** Data lines **
---

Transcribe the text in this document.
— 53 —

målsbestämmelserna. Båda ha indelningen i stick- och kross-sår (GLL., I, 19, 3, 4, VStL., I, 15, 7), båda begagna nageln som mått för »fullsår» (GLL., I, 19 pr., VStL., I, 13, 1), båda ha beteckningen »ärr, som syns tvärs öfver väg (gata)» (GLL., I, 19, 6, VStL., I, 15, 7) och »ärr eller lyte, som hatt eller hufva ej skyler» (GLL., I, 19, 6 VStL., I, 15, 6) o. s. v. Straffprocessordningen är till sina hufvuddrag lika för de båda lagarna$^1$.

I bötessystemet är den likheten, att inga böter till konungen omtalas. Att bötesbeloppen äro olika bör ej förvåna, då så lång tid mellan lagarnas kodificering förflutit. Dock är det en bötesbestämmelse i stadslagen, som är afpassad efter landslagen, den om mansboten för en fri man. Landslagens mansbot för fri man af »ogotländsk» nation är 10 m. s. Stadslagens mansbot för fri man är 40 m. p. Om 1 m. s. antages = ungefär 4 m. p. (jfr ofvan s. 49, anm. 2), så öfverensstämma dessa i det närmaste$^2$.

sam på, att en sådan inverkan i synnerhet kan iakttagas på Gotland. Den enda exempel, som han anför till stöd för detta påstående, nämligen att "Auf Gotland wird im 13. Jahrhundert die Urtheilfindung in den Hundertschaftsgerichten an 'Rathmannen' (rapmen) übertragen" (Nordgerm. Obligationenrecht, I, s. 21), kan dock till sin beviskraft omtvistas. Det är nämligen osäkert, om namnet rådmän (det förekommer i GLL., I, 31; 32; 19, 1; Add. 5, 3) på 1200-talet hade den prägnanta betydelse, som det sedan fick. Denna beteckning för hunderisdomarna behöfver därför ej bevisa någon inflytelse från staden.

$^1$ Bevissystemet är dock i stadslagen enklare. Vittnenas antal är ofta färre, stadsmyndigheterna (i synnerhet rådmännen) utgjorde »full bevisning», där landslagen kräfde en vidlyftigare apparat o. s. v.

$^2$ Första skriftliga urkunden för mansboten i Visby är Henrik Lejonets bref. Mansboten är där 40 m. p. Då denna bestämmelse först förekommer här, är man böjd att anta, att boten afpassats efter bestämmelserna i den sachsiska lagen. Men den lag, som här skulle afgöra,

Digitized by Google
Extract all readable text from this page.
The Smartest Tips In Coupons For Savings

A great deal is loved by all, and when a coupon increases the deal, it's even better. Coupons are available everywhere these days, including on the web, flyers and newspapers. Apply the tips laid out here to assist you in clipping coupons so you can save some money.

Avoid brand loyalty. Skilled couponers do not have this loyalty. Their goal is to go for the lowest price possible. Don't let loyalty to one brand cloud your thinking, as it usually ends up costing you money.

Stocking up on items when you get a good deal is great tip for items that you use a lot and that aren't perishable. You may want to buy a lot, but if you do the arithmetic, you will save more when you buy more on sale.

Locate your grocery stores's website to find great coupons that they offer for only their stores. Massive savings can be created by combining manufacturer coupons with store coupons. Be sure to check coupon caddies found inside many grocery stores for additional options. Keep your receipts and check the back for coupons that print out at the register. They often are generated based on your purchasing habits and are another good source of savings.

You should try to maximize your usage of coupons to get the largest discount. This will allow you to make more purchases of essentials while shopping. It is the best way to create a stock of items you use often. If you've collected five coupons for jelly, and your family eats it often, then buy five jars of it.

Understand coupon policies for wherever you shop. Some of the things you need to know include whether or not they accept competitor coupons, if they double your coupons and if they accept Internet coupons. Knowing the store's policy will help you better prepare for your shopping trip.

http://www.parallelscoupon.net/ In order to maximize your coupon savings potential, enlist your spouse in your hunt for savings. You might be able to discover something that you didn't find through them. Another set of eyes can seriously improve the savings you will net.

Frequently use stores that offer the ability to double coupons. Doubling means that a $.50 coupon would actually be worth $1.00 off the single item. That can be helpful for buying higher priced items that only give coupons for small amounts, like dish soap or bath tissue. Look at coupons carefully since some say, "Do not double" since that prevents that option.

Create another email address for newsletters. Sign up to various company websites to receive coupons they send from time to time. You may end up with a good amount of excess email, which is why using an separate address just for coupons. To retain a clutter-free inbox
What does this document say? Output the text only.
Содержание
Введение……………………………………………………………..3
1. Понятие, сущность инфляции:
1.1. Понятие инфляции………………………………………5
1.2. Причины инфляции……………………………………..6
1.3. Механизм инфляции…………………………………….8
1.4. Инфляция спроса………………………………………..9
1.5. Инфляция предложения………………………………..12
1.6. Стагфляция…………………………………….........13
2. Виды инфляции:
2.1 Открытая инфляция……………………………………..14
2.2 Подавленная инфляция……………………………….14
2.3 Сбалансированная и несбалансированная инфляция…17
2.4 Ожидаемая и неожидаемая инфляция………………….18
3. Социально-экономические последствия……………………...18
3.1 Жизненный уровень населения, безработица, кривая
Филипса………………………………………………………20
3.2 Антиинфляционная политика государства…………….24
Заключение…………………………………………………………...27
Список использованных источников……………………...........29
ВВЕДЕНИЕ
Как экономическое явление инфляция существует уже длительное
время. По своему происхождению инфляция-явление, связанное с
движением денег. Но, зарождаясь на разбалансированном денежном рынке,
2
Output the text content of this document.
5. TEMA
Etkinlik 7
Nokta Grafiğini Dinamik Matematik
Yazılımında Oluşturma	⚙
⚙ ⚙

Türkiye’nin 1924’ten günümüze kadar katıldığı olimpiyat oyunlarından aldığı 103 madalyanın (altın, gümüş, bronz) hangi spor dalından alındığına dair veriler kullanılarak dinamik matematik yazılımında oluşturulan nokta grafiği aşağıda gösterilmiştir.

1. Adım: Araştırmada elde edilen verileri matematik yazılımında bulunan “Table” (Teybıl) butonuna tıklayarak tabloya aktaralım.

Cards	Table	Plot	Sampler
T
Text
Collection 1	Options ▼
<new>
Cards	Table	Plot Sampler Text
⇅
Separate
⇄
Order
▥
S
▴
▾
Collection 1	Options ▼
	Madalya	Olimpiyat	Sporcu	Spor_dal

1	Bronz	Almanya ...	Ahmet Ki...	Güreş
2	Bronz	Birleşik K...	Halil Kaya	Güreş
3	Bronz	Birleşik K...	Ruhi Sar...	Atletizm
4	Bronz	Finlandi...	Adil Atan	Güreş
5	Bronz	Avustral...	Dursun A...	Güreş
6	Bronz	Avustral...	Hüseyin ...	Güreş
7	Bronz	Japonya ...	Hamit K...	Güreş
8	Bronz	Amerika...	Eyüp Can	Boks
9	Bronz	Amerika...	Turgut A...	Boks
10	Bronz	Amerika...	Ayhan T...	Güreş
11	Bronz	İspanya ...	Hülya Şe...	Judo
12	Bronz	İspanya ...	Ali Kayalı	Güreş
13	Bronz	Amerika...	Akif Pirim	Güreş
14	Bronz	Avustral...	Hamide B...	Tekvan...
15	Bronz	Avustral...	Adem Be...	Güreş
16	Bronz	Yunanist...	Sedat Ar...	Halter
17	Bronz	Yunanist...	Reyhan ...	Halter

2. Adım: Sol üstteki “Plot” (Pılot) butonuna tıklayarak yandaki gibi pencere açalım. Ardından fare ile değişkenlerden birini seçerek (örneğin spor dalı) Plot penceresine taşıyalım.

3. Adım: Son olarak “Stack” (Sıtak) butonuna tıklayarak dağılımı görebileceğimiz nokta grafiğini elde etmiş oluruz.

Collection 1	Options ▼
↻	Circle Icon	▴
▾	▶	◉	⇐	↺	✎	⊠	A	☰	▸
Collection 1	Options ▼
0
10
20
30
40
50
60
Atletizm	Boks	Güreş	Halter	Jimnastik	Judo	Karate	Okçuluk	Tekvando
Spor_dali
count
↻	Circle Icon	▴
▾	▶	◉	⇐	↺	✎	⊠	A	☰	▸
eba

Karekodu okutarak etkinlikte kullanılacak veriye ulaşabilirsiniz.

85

---

** What you have to do **
Work out how many lines in the records above contain the word "Yunanist", and give only that number.

** Exercise result **
2